Reproduce the lines below from the one that contains "Output the text content of this document." through the end, inclusive, and add nothing.

──────── Listed records ────────

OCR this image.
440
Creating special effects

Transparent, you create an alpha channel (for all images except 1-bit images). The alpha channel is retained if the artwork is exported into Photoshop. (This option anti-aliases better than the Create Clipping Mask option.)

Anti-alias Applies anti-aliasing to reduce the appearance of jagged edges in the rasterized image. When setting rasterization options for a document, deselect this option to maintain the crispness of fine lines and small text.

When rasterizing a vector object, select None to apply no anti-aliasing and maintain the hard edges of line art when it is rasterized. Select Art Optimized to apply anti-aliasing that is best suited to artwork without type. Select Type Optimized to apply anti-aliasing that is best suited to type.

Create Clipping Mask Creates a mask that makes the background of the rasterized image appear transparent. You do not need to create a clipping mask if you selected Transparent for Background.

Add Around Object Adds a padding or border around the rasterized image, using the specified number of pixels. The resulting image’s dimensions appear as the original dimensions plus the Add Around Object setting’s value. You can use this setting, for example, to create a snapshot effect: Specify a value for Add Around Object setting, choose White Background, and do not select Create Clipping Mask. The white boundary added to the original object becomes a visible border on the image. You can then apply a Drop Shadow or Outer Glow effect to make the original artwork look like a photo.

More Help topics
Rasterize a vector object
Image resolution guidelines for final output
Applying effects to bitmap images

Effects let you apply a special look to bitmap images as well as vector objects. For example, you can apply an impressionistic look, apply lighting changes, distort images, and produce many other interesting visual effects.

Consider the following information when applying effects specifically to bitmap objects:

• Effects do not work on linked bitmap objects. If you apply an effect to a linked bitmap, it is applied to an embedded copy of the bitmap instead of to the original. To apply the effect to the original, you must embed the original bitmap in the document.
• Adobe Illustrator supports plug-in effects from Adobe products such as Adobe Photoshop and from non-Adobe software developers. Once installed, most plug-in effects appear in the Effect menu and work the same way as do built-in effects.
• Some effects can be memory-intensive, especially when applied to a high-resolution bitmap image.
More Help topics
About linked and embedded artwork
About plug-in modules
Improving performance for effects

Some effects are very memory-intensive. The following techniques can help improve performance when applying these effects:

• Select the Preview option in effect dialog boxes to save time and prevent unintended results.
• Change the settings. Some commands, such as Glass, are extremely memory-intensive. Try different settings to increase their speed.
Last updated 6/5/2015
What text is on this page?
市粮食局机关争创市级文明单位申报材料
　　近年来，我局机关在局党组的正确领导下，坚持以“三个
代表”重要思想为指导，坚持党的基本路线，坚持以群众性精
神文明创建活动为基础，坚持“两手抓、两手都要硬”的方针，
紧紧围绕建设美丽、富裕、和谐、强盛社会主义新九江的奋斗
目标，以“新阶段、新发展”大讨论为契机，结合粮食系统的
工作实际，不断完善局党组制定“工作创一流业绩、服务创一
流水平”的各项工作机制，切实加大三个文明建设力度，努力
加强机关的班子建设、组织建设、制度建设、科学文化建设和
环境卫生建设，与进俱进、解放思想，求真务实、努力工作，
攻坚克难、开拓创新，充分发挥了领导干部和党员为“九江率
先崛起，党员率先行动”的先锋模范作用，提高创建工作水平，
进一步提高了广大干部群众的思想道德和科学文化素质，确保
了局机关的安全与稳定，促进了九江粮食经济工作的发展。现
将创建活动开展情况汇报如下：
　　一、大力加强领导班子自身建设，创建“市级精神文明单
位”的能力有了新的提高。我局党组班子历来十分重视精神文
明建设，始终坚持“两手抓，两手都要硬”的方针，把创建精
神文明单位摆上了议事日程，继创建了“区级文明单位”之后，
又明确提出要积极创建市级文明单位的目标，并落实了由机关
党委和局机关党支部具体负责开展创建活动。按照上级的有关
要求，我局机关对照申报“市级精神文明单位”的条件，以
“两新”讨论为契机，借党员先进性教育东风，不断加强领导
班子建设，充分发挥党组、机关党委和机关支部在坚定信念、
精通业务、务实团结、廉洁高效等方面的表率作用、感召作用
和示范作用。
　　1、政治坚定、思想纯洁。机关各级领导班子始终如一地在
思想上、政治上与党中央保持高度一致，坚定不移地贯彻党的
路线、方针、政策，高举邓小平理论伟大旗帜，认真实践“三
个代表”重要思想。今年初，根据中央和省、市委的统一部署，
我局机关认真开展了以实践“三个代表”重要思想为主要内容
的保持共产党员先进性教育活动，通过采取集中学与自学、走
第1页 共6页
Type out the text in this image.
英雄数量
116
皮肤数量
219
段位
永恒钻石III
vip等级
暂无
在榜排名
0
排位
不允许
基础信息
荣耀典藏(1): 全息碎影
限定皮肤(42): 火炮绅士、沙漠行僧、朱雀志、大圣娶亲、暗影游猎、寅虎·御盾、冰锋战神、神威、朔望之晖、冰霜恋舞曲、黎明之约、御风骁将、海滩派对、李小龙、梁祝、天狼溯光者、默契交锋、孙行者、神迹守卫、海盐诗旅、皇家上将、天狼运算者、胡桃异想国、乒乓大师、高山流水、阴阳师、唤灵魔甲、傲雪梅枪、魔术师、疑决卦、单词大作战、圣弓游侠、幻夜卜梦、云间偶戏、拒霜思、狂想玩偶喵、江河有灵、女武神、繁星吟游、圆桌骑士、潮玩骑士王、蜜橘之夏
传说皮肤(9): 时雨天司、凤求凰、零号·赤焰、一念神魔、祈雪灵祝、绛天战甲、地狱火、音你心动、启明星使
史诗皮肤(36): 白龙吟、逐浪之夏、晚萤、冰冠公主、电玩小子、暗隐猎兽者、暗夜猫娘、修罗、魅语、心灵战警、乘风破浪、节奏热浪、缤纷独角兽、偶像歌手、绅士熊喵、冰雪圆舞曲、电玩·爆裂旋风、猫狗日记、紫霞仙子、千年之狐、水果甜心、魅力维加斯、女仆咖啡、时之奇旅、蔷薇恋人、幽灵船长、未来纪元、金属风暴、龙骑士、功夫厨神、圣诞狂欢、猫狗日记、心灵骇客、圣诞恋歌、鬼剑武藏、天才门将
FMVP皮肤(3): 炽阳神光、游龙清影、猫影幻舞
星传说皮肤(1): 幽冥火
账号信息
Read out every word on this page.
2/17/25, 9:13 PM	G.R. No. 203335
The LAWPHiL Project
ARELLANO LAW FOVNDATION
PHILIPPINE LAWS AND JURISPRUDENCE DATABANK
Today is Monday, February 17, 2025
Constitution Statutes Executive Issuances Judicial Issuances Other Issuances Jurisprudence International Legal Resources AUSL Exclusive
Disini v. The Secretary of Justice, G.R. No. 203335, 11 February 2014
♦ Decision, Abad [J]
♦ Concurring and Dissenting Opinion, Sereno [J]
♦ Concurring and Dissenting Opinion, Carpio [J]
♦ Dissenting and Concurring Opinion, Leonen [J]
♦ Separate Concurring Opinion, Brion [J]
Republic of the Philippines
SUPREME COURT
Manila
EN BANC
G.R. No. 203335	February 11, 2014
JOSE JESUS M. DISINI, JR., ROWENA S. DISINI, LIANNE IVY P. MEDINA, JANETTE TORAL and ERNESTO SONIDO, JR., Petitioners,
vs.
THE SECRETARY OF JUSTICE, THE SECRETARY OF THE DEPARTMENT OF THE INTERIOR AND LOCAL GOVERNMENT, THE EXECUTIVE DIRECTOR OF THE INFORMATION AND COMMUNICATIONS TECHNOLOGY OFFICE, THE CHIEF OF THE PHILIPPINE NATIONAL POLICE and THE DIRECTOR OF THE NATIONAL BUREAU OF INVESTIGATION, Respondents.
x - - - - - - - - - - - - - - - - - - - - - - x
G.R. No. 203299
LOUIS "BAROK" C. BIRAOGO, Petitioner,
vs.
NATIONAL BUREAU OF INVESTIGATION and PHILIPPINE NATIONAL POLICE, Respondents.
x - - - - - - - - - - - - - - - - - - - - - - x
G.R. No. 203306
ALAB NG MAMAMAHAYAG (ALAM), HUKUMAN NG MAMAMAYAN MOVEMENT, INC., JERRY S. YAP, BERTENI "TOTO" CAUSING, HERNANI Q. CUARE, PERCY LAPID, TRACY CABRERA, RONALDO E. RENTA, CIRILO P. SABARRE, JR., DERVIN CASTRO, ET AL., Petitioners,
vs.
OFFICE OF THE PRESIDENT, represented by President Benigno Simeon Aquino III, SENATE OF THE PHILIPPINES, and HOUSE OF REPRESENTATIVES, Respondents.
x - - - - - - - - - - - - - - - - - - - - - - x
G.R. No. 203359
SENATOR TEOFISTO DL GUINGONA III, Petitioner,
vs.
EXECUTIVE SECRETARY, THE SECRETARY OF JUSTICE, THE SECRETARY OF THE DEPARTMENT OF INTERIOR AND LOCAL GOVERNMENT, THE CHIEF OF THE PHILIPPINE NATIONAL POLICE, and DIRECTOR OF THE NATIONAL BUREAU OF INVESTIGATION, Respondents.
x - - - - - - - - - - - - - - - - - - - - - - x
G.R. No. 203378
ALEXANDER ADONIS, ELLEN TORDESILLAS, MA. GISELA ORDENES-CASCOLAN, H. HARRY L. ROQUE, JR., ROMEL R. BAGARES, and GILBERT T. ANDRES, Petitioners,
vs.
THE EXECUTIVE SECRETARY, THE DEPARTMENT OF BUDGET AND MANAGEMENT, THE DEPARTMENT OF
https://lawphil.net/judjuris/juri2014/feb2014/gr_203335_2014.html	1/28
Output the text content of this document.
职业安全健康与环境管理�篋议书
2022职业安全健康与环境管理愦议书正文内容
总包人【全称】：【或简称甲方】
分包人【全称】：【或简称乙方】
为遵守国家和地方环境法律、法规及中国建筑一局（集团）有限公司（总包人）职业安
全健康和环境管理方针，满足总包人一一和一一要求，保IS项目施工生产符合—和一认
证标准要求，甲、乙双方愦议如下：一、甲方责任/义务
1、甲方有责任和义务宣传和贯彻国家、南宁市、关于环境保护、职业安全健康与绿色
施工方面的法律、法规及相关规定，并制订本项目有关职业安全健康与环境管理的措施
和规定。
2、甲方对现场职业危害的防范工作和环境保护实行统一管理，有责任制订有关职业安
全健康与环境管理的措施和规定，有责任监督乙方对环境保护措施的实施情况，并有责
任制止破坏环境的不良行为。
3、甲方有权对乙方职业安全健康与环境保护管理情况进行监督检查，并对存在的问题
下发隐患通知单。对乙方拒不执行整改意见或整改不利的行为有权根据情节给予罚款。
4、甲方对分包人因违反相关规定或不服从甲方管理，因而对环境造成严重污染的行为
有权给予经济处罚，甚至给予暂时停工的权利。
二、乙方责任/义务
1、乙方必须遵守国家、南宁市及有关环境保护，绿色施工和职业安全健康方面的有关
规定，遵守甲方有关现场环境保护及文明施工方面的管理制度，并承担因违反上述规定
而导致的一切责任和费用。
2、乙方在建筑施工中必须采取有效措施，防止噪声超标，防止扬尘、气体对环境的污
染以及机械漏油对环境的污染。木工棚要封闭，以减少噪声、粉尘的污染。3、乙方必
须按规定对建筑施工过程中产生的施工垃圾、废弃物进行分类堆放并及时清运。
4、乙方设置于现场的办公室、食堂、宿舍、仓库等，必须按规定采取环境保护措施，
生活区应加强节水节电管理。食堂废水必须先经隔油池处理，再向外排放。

────────

[Result of this exercise]:
Output the text content of this document.
职业安全健康与环境管理�篋议书
2022职业安全健康与环境管理愦议书正文内容
总包人【全称】：【或简称甲方】
分包人【全称】：【或简称乙方】
为遵守国家和地方环境法律、法规及中国建筑一局（集团）有限公司（总包人）职业安
全健康和环境管理方针，满足总包人一一和一一要求，保IS项目施工生产符合—和一认
证标准要求，甲、乙双方愦议如下：一、甲方责任/义务
1、甲方有责任和义务宣传和贯彻国家、南宁市、关于环境保护、职业安全健康与绿色
施工方面的法律、法规及相关规定，并制订本项目有关职业安全健康与环境管理的措施
和规定。
2、甲方对现场职业危害的防范工作和环境保护实行统一管理，有责任制订有关职业安
全健康与环境管理的措施和规定，有责任监督乙方对环境保护措施的实施情况，并有责
任制止破坏环境的不良行为。
3、甲方有权对乙方职业安全健康与环境保护管理情况进行监督检查，并对存在的问题
下发隐患通知单。对乙方拒不执行整改意见或整改不利的行为有权根据情节给予罚款。
4、甲方对分包人因违反相关规定或不服从甲方管理，因而对环境造成严重污染的行为
有权给予经济处罚，甚至给予暂时停工的权利。
二、乙方责任/义务
1、乙方必须遵守国家、南宁市及有关环境保护，绿色施工和职业安全健康方面的有关
规定，遵守甲方有关现场环境保护及文明施工方面的管理制度，并承担因违反上述规定
而导致的一切责任和费用。
2、乙方在建筑施工中必须采取有效措施，防止噪声超标，防止扬尘、气体对环境的污
染以及机械漏油对环境的污染。木工棚要封闭，以减少噪声、粉尘的污染。3、乙方必
须按规定对建筑施工过程中产生的施工垃圾、废弃物进行分类堆放并及时清运。
4、乙方设置于现场的办公室、食堂、宿舍、仓库等，必须按规定采取环境保护措施，
生活区应加强节水节电管理。食堂废水必须先经隔油池处理，再向外排放。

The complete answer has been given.